§ Set problem
Quote the entries word for word. Omit the pictures.

Data excerpts
--------------------------------

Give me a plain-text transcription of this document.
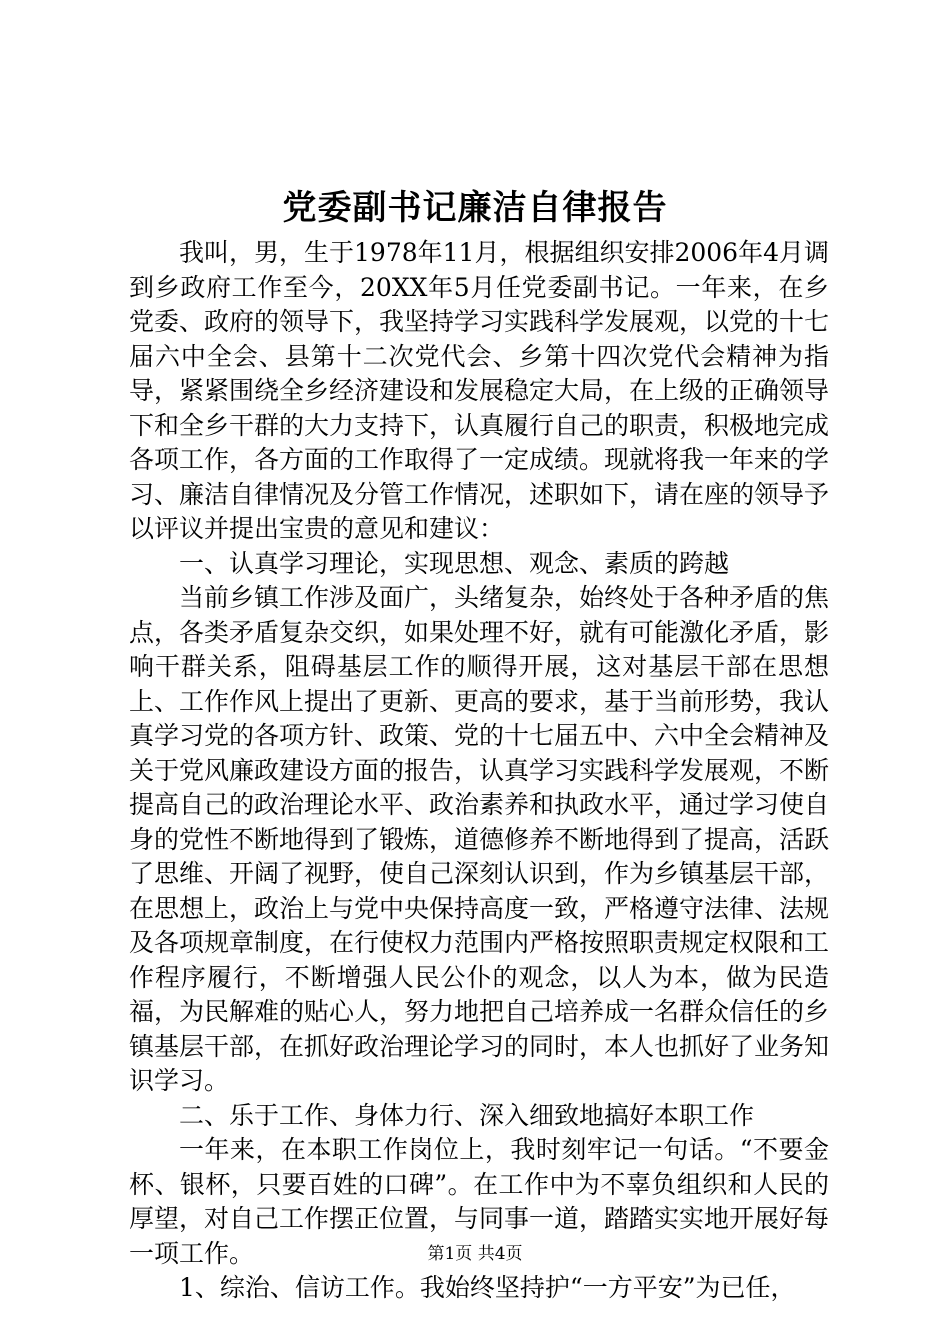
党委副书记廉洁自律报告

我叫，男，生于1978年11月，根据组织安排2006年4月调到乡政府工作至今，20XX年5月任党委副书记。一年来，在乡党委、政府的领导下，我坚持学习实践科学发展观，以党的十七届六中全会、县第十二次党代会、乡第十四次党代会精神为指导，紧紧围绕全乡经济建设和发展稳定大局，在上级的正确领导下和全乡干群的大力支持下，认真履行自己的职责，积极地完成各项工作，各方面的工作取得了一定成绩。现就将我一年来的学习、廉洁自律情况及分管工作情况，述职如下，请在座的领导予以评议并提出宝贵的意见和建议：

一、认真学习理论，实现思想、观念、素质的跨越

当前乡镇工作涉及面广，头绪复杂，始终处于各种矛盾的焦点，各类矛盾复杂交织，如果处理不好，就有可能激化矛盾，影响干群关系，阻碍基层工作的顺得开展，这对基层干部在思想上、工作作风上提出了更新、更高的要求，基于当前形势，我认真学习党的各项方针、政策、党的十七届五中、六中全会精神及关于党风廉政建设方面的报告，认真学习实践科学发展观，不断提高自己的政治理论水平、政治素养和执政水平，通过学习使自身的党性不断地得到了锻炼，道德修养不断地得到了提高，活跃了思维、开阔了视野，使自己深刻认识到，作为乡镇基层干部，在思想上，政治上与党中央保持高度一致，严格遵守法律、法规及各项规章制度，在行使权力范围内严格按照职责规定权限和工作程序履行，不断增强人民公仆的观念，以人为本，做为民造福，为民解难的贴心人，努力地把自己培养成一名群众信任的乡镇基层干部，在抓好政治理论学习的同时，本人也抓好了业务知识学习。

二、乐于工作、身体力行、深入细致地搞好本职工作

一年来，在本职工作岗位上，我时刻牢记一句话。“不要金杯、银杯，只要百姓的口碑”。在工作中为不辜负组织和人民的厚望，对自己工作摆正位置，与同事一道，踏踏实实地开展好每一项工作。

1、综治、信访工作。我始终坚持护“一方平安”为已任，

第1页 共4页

--------------------------------

§ Answer below
Give me a plain-text transcription of this document.
党委副书记廉洁自律报告

我叫，男，生于1978年11月，根据组织安排2006年4月调到乡政府工作至今，20XX年5月任党委副书记。一年来，在乡党委、政府的领导下，我坚持学习实践科学发展观，以党的十七届六中全会、县第十二次党代会、乡第十四次党代会精神为指导，紧紧围绕全乡经济建设和发展稳定大局，在上级的正确领导下和全乡干群的大力支持下，认真履行自己的职责，积极地完成各项工作，各方面的工作取得了一定成绩。现就将我一年来的学习、廉洁自律情况及分管工作情况，述职如下，请在座的领导予以评议并提出宝贵的意见和建议：

一、认真学习理论，实现思想、观念、素质的跨越

当前乡镇工作涉及面广，头绪复杂，始终处于各种矛盾的焦点，各类矛盾复杂交织，如果处理不好，就有可能激化矛盾，影响干群关系，阻碍基层工作的顺得开展，这对基层干部在思想上、工作作风上提出了更新、更高的要求，基于当前形势，我认真学习党的各项方针、政策、党的十七届五中、六中全会精神及关于党风廉政建设方面的报告，认真学习实践科学发展观，不断提高自己的政治理论水平、政治素养和执政水平，通过学习使自身的党性不断地得到了锻炼，道德修养不断地得到了提高，活跃了思维、开阔了视野，使自己深刻认识到，作为乡镇基层干部，在思想上，政治上与党中央保持高度一致，严格遵守法律、法规及各项规章制度，在行使权力范围内严格按照职责规定权限和工作程序履行，不断增强人民公仆的观念，以人为本，做为民造福，为民解难的贴心人，努力地把自己培养成一名群众信任的乡镇基层干部，在抓好政治理论学习的同时，本人也抓好了业务知识学习。

二、乐于工作、身体力行、深入细致地搞好本职工作

一年来，在本职工作岗位上，我时刻牢记一句话。“不要金杯、银杯，只要百姓的口碑”。在工作中为不辜负组织和人民的厚望，对自己工作摆正位置，与同事一道，踏踏实实地开展好每一项工作。

1、综治、信访工作。我始终坚持护“一方平安”为已任，

第1页 共4页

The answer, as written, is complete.